** Start of Records for this exercise **

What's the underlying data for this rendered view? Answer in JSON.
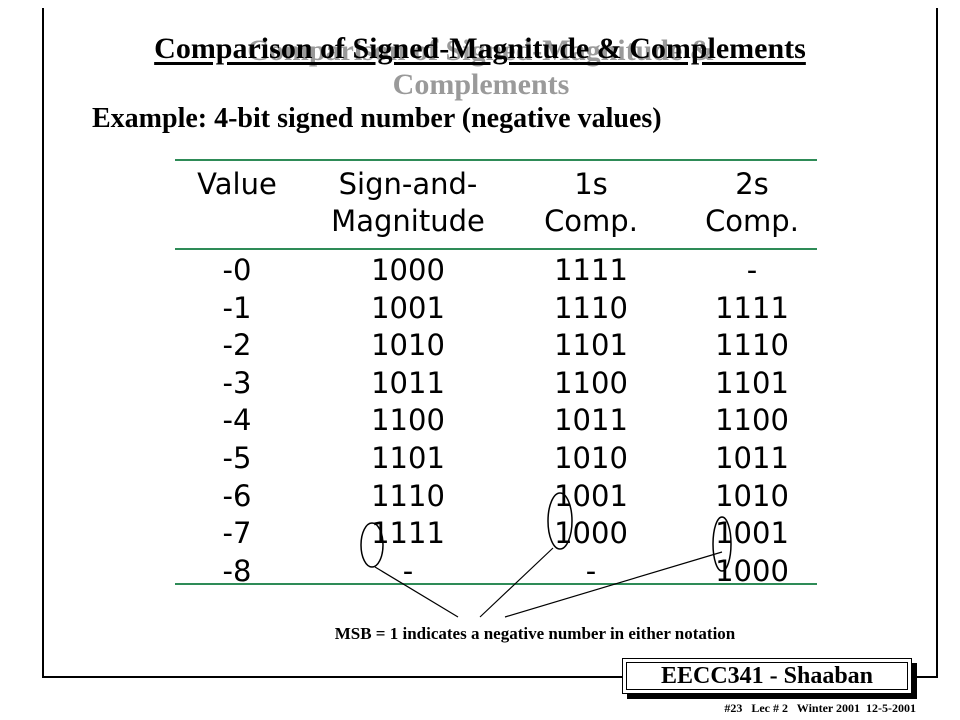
{
  "title": "Comparison of Signed-Magnitude & Complements",
  "subtitle": "Example:  4-bit signed number (negative values)",
  "table": {
    "headers": [
      {
        "line1": "Value",
        "line2": ""
      },
      {
        "line1": "Sign-and-",
        "line2": "Magnitude"
      },
      {
        "line1": "1s",
        "line2": "Comp."
      },
      {
        "line1": "2s",
        "line2": "Comp."
      }
    ],
    "rows": [
      [
        "-0",
        "1000",
        "1111",
        "-"
      ],
      [
        "-1",
        "1001",
        "1110",
        "1111"
      ],
      [
        "-2",
        "1010",
        "1101",
        "1110"
      ],
      [
        "-3",
        "1011",
        "1100",
        "1101"
      ],
      [
        "-4",
        "1100",
        "1011",
        "1100"
      ],
      [
        "-5",
        "1101",
        "1010",
        "1011"
      ],
      [
        "-6",
        "1110",
        "1001",
        "1010"
      ],
      [
        "-7",
        "1111",
        "1000",
        "1001"
      ],
      [
        "-8",
        "-",
        "-",
        "1000"
      ]
    ]
  },
  "note": "MSB = 1 indicates a negative number in either notation",
  "badge": "EECC341  - Shaaban",
  "footer": "#23   Lec # 2   Winter 2001  12-5-2001"
}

** End of Records for this exercise **

### Work to be completed
Restate the records above in full, word for word. Keep pictures out.

### Finished answer
What's the underlying data for this rendered view? Answer in JSON.
{
  "title": "Comparison of Signed-Magnitude & Complements",
  "subtitle": "Example:  4-bit signed number (negative values)",
  "table": {
    "headers": [
      {
        "line1": "Value",
        "line2": ""
      },
      {
        "line1": "Sign-and-",
        "line2": "Magnitude"
      },
      {
        "line1": "1s",
        "line2": "Comp."
      },
      {
        "line1": "2s",
        "line2": "Comp."
      }
    ],
    "rows": [
      [
        "-0",
        "1000",
        "1111",
        "-"
      ],
      [
        "-1",
        "1001",
        "1110",
        "1111"
      ],
      [
        "-2",
        "1010",
        "1101",
        "1110"
      ],
      [
        "-3",
        "1011",
        "1100",
        "1101"
      ],
      [
        "-4",
        "1100",
        "1011",
        "1100"
      ],
      [
        "-5",
        "1101",
        "1010",
        "1011"
      ],
      [
        "-6",
        "1110",
        "1001",
        "1010"
      ],
      [
        "-7",
        "1111",
        "1000",
        "1001"
      ],
      [
        "-8",
        "-",
        "-",
        "1000"
      ]
    ]
  },
  "note": "MSB = 1 indicates a negative number in either notation",
  "badge": "EECC341  - Shaaban",
  "footer": "#23   Lec # 2   Winter 2001  12-5-2001"
}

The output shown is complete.